Komisi Informasi Jamin Akses Masyarakat ke Badan Publik
BANDUNG, SATUHARAPAN.COM - Komisioner Komisi Informasi Pusat (KIP), Hendra J Kede, mengatakan Komisi Informasi menjamin masyarakat untuk mendapatkan informasi dan dokumen apa pun yang ada di badan publik.
“Komisi Informasi itu bertugas menjamin. Nah karena menjamin maka prosesnya yang pertama tentu adalah masyarakat itu berinteraksi, berkorespondensi dengan badan publik itu,” kata Hendra kepada satuharapan.com di Bandung, hari Kamis (3/5).
Hendra mengatakan substansi dasar dari Undang-Undang Republik Indonesia Nomor 14 Tahun 2008 Tentang Keterbukaan Informasi Publik yaitu untuk meningkatkan kualitas demokrasi baik demokrasi politik, demokrasi ekonomi, maupun segala aspek terkait dengan demokrasi. Dengan meningkatnya kualitas demokrasi itu diharapkan maka kualitas hidup masyarakat meningkat juga karena negara dikelola sesuai dengan prinsip-prinsip demokrasi.
------------------------------------------------------------
# LATIHAN SINGKAT A:
Ketik ulang tanpa perubahan baris-baris dalam daftar di bawah, dari baris yang memuat "gridline-vertical [413, 62, 416, 522]" sampai baris yang memuat "y-axis-tick-label: 10 [21, 51, 44, 73]", termasuk kedua baris tersebut.
Daftar berikut sama sekali tidak berkaitan dengan berita di atas.
------------------------------------------------------------
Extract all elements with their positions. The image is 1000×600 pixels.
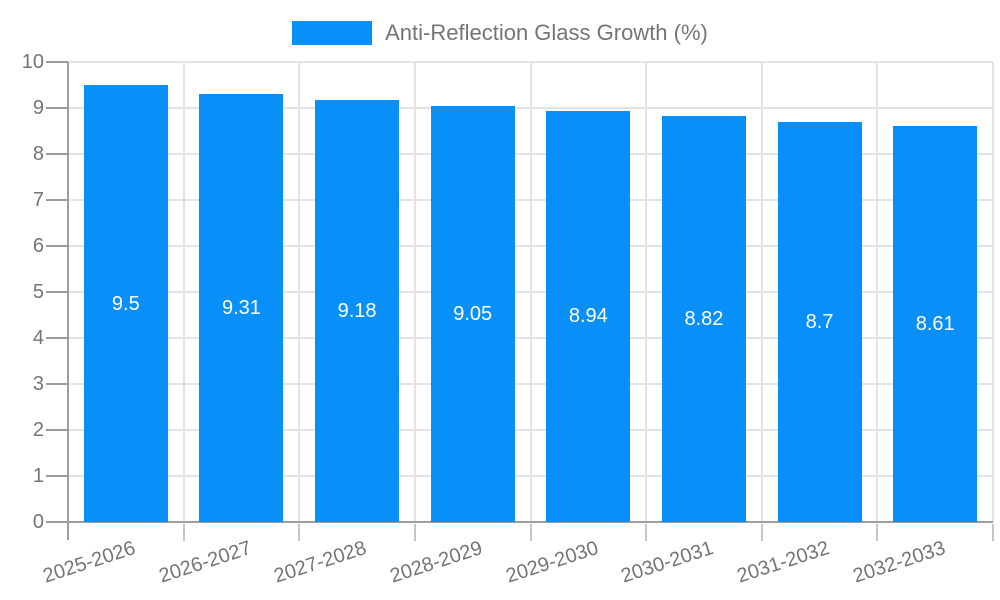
gridline-vertical [413, 62, 416, 522]
legend[interactable]: Anti-Reflection Glass Growth (%) [0, 20, 1000, 46]
y-axis-line [67, 62, 69, 540]
x-axis-tick [992, 524, 994, 541]
x-axis-category-label: 2026-2027 [156, 537, 254, 588]
y-axis-tick-label: 9 [32, 97, 44, 119]
y-axis-tick-label: 2 [32, 419, 44, 441]
bar[interactable] [893, 125, 978, 522]
x-axis-category-label: 2031-2032 [734, 537, 833, 588]
bar-value-label: 8.82 [684, 308, 724, 331]
x-axis-tick [182, 524, 185, 541]
y-axis-tick-label: 8 [32, 143, 44, 165]
x-axis-tick [645, 524, 648, 541]
x-axis-category-label: 2029-2030 [503, 537, 601, 588]
x-axis-tick [413, 524, 416, 541]
gridline-vertical [529, 62, 532, 522]
bar-value-label: 9.18 [337, 299, 377, 322]
bar[interactable] [315, 99, 400, 522]
x-axis-tick [298, 524, 301, 541]
y-axis-tick [46, 429, 68, 431]
y-axis-tick-label: 0 [32, 511, 44, 533]
y-axis-tick-label: 7 [32, 189, 44, 211]
x-axis-category-label: 2032-2033 [849, 537, 948, 588]
legend-swatch[interactable] [292, 21, 373, 46]
gridline-vertical [645, 62, 648, 522]
y-axis-tick-label: 5 [32, 281, 44, 303]
y-axis-tick [46, 475, 68, 477]
bar-value-label: 9.5 [111, 292, 140, 315]
bar-value-label: 8.7 [805, 310, 834, 333]
bar[interactable] [430, 105, 515, 522]
x-axis-category-label: 2028-2029 [387, 537, 486, 588]
bar[interactable] [777, 121, 862, 522]
gridline-vertical [876, 62, 879, 522]
bar-value-label: 9.31 [221, 296, 261, 319]
bar[interactable] [199, 93, 284, 522]
y-axis-tick-label: 3 [32, 373, 44, 395]
x-axis-category-label: 2027-2028 [271, 537, 370, 588]
x-axis-tick [529, 524, 532, 541]
y-axis-tick-label: 1 [32, 465, 44, 487]
y-axis-tick [46, 153, 68, 155]
bar-value-label: 8.94 [568, 305, 608, 328]
y-axis-tick-label: 10 [21, 51, 44, 73]
legend-label: Anti-Reflection Glass Growth (%) [385, 20, 708, 45]
bar[interactable] [83, 85, 168, 522]
x-axis-tick [876, 524, 879, 541]
y-axis-tick [46, 61, 68, 63]
y-axis-tick [46, 199, 68, 201]
y-axis-tick [46, 521, 68, 523]
gridline-vertical [760, 62, 763, 522]
x-axis-line [66, 521, 993, 523]
x-axis-tick [760, 524, 763, 541]
x-axis-category-label: 2030-2031 [618, 537, 717, 588]
bar[interactable] [546, 110, 631, 522]
y-axis-tick-label: 6 [32, 235, 44, 257]
x-axis-category-label: 2025-2026 [40, 537, 139, 588]
y-axis-tick [46, 383, 68, 385]
gridline-vertical [182, 62, 185, 522]
y-axis-tick [46, 337, 68, 339]
y-axis-tick [46, 245, 68, 247]
y-axis-tick [46, 107, 68, 109]
y-axis-tick-label: 4 [32, 327, 44, 349]
y-axis-tick [46, 291, 68, 293]
bar-value-label: 9.05 [453, 302, 493, 325]
bar-value-label: 8.61 [915, 312, 955, 335]
gridline-vertical [298, 62, 301, 522]
gridline-vertical [992, 62, 994, 522]
bar[interactable] [661, 116, 746, 522]
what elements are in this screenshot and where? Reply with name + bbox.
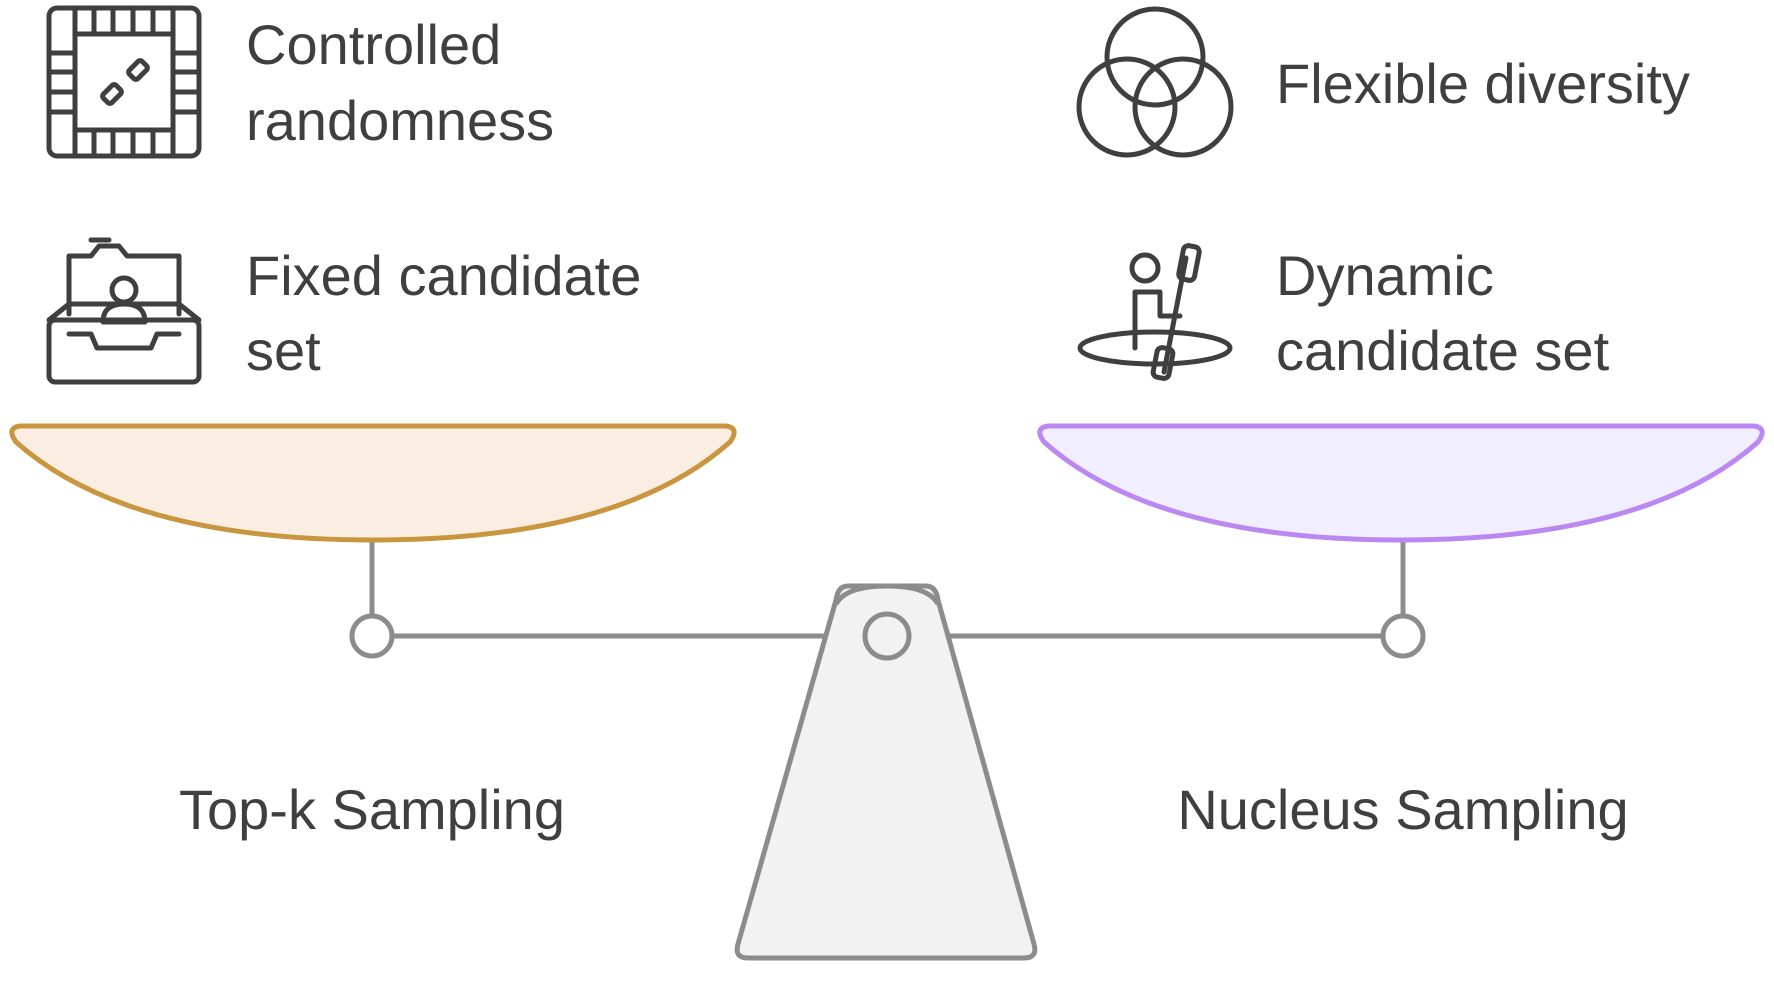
------------------------------------------------------------
# LATIHAN SINGKAT B:
Tulis lanjutan berita tentang Komisi Informasi di atas, dimulai sesudah kalimat terakhirnya.

# JAWABAN A:
gridline-vertical [413, 62, 416, 522]
legend[interactable]: Anti-Reflection Glass Growth (%) [0, 20, 1000, 46]
y-axis-line [67, 62, 69, 540]
x-axis-tick [992, 524, 994, 541]
x-axis-category-label: 2026-2027 [156, 537, 254, 588]
y-axis-tick-label: 9 [32, 97, 44, 119]
y-axis-tick-label: 2 [32, 419, 44, 441]
bar[interactable] [893, 125, 978, 522]
x-axis-category-label: 2031-2032 [734, 537, 833, 588]
bar-value-label: 8.82 [684, 308, 724, 331]
x-axis-tick [182, 524, 185, 541]
y-axis-tick-label: 8 [32, 143, 44, 165]
x-axis-tick [645, 524, 648, 541]
x-axis-category-label: 2029-2030 [503, 537, 601, 588]
x-axis-tick [413, 524, 416, 541]
gridline-vertical [529, 62, 532, 522]
bar-value-label: 9.18 [337, 299, 377, 322]
bar[interactable] [315, 99, 400, 522]
x-axis-tick [298, 524, 301, 541]
y-axis-tick [46, 429, 68, 431]
y-axis-tick-label: 0 [32, 511, 44, 533]
y-axis-tick-label: 7 [32, 189, 44, 211]
x-axis-category-label: 2032-2033 [849, 537, 948, 588]
legend-swatch[interactable] [292, 21, 373, 46]
gridline-vertical [645, 62, 648, 522]
y-axis-tick-label: 5 [32, 281, 44, 303]
y-axis-tick [46, 475, 68, 477]
bar-value-label: 9.5 [111, 292, 140, 315]
bar-value-label: 8.7 [805, 310, 834, 333]
bar[interactable] [430, 105, 515, 522]
x-axis-category-label: 2028-2029 [387, 537, 486, 588]
bar[interactable] [777, 121, 862, 522]
gridline-vertical [876, 62, 879, 522]
bar-value-label: 9.31 [221, 296, 261, 319]
bar[interactable] [199, 93, 284, 522]
y-axis-tick-label: 3 [32, 373, 44, 395]
x-axis-category-label: 2027-2028 [271, 537, 370, 588]
x-axis-tick [529, 524, 532, 541]
y-axis-tick-label: 1 [32, 465, 44, 487]
y-axis-tick [46, 153, 68, 155]
bar-value-label: 8.94 [568, 305, 608, 328]
y-axis-tick-label: 10 [21, 51, 44, 73]

# JAWABAN B:
“Demokrasi itu ada partisipasi masyarakat dan lain sebagainya,” katanya.
Menurut Hendra, khusus tentang akses kepada informasi itu masyarakat bisa menggunakan informasi dan dokumen apa pun yang ada di badan publik untuk mengembangkan dirinya.
Pasal 1 ayat 3 UU Nomor 14 Tahun 2008 berbunyi Badan Publik adalah lembaga eksekutif, legislatif, yudikatif, dan badan lain yang fungsi dan tugas pokoknya berkaitan dengan penyelenggaraan negara, yang sebagian atau seluruh dananya bersumber dari Anggaran Pendapatan dan Belanja Negara dan/atau Anggaran Pendapatan dan Belanja Daerah, atau organisasi nonpemerintah sepanjang sebagian atau seluruh dananya bersumber dari Anggaran Pendapatan dan Belanja Negara dan/atau Anggaran Pendapatan dan Belanja Daerah, sumbangan masyarakat, dan/atau luar negeri.
“Kalau dia sebagai pengusaha, bagaimana dia bisa mendapatkan informasi sebanyak-banyaknya, seakurat-akuratnya dari badan publik untuk mengembangkan bisnisnya,” dia mencontohkan.
Sementara itu seorang aktivis LSM, seorang peneliti, dosen, seorang aktivis politik bisa menggunakan dan mengakses informasi yang ada di badan publik untuk kepentingan dan mengembangkan lingkungannya. Prosesnya yang pertama adalah masyarakat itu berinteraksi, berkorespondensi dengan badan publik itu.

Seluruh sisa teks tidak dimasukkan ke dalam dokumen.